---- Data for this exercise
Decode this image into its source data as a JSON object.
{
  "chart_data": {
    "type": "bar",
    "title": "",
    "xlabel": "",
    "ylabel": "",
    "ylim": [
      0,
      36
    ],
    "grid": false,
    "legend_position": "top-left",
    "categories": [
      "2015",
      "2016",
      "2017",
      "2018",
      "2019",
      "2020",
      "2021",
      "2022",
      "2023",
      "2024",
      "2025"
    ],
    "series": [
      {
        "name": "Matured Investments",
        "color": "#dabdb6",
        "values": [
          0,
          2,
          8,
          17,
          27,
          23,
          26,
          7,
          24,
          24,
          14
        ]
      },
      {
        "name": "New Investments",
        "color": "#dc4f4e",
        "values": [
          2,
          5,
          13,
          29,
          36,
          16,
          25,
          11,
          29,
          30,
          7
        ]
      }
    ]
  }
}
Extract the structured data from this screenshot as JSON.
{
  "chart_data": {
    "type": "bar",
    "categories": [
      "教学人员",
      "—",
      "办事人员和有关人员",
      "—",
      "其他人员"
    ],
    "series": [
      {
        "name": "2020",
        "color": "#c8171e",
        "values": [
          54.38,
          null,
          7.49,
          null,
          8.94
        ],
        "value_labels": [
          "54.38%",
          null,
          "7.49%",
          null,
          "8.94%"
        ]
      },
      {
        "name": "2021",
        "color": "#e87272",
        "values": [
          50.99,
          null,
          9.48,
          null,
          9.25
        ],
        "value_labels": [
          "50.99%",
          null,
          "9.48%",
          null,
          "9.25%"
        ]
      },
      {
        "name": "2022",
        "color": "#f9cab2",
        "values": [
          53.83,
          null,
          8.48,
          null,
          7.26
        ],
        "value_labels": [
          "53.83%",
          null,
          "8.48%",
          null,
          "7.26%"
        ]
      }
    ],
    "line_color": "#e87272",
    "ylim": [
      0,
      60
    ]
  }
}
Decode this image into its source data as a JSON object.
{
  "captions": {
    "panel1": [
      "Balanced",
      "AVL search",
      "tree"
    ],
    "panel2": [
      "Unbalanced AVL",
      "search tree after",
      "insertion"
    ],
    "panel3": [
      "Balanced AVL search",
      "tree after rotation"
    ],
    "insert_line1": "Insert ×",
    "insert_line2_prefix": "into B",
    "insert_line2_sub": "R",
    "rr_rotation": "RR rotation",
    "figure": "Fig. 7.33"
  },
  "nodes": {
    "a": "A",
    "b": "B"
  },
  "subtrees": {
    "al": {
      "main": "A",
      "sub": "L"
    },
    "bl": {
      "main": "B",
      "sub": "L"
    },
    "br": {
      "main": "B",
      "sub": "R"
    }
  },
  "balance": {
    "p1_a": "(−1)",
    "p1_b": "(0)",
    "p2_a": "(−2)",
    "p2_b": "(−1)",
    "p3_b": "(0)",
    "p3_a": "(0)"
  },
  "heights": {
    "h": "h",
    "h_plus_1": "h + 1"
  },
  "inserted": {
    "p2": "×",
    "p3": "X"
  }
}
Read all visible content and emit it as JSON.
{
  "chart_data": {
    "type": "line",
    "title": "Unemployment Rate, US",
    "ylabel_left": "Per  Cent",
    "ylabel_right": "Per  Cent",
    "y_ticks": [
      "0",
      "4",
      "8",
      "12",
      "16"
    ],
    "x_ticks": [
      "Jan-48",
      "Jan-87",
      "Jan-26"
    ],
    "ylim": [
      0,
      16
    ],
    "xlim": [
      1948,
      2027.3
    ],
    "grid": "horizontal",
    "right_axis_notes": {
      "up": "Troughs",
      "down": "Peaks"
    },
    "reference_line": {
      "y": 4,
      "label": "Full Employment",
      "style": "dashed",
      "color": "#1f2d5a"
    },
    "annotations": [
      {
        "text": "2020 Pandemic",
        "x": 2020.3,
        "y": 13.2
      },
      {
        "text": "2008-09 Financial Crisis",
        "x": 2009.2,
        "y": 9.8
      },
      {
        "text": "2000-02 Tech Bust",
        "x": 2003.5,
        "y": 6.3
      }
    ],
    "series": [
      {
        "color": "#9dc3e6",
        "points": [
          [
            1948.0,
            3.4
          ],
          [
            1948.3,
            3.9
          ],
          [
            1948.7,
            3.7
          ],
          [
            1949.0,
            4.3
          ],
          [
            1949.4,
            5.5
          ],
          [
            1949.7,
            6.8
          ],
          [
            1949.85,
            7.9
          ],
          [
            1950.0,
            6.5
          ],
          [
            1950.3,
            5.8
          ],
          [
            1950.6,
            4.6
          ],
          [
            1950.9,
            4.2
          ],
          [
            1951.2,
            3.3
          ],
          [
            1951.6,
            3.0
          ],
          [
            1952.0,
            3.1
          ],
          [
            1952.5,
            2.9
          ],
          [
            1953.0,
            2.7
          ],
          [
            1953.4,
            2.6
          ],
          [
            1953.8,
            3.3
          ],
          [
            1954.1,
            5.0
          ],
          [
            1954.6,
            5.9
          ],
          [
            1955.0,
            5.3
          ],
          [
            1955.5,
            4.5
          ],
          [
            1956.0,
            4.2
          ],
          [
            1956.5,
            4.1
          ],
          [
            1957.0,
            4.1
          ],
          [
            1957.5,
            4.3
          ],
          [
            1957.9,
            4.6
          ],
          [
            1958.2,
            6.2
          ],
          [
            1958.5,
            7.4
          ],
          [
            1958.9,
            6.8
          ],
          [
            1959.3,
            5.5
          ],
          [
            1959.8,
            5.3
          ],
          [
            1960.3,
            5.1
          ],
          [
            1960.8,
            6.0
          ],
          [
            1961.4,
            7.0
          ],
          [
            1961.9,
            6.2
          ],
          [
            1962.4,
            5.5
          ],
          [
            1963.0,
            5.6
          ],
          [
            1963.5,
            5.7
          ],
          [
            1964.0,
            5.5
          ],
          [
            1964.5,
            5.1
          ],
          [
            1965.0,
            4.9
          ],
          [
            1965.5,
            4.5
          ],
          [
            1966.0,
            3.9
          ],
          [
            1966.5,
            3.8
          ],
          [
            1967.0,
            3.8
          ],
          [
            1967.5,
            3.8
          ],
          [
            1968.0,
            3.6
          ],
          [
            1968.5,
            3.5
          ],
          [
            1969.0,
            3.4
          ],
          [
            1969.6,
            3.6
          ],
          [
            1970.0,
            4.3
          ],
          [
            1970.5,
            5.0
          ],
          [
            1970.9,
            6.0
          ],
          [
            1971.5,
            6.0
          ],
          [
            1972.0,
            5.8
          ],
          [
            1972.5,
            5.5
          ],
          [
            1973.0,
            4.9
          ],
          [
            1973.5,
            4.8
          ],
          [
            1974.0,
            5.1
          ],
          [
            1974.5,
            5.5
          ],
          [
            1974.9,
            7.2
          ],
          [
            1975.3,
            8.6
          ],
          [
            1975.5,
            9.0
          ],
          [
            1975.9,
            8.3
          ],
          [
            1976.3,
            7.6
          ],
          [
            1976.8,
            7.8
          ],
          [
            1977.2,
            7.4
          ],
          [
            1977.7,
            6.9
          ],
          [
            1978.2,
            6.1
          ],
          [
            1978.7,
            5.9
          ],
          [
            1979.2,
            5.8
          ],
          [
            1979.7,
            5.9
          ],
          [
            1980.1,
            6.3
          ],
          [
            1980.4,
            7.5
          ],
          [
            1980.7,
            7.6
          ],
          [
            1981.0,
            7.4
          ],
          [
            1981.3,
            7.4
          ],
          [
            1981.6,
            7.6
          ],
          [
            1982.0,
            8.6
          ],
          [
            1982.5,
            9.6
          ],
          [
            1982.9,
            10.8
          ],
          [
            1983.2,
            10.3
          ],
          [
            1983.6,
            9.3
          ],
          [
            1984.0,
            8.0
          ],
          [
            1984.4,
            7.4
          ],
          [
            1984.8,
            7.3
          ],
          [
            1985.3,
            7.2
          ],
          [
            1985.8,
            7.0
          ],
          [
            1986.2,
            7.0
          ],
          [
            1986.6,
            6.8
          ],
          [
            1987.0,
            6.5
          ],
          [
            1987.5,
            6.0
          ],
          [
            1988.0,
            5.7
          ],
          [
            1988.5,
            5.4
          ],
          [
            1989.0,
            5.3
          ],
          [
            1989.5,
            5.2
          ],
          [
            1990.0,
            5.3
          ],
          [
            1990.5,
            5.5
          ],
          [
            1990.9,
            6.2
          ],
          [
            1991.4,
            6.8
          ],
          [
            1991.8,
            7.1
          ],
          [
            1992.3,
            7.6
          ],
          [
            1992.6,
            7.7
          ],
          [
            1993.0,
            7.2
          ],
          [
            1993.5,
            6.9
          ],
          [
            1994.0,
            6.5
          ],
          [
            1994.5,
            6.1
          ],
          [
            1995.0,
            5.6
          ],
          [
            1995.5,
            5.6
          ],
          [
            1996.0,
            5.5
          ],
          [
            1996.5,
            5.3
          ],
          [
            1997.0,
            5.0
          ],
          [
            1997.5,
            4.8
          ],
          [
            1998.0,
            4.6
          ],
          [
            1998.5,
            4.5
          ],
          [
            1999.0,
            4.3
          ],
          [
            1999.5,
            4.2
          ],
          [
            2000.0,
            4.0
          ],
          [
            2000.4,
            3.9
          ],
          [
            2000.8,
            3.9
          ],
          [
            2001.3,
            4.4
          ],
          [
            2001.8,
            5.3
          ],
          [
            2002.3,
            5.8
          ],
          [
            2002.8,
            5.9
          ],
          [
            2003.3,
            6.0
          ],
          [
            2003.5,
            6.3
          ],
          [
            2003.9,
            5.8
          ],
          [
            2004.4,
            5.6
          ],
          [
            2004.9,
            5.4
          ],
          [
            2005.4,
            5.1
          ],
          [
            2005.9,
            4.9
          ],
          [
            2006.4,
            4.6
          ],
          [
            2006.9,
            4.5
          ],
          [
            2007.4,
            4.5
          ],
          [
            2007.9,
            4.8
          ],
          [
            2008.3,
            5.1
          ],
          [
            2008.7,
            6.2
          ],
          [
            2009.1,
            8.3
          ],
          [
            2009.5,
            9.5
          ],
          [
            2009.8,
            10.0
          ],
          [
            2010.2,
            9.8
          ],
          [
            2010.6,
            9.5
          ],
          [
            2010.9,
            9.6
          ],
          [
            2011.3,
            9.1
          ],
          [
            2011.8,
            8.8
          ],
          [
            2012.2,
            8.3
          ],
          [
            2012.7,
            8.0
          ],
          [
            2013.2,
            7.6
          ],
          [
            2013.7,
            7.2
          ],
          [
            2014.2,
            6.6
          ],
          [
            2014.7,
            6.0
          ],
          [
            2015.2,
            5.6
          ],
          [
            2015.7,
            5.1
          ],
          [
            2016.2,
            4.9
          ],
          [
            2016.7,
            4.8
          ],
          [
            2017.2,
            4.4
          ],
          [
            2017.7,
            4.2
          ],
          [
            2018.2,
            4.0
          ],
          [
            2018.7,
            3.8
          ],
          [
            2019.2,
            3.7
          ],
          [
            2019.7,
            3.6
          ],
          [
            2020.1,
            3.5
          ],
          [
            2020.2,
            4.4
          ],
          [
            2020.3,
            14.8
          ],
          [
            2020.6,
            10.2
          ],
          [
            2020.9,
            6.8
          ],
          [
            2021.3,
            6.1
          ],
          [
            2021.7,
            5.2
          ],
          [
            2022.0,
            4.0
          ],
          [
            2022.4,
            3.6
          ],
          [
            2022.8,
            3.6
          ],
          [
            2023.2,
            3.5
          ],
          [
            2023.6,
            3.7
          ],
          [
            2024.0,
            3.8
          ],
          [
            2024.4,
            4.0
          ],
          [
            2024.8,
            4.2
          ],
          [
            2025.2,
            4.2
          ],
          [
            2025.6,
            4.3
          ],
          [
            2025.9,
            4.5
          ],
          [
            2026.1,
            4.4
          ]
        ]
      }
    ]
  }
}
--------
*Set exercise:* Return all lines with the word "search" in them.

*Right answer:*
      "AVL search",
      "search tree after",
      "Balanced AVL search",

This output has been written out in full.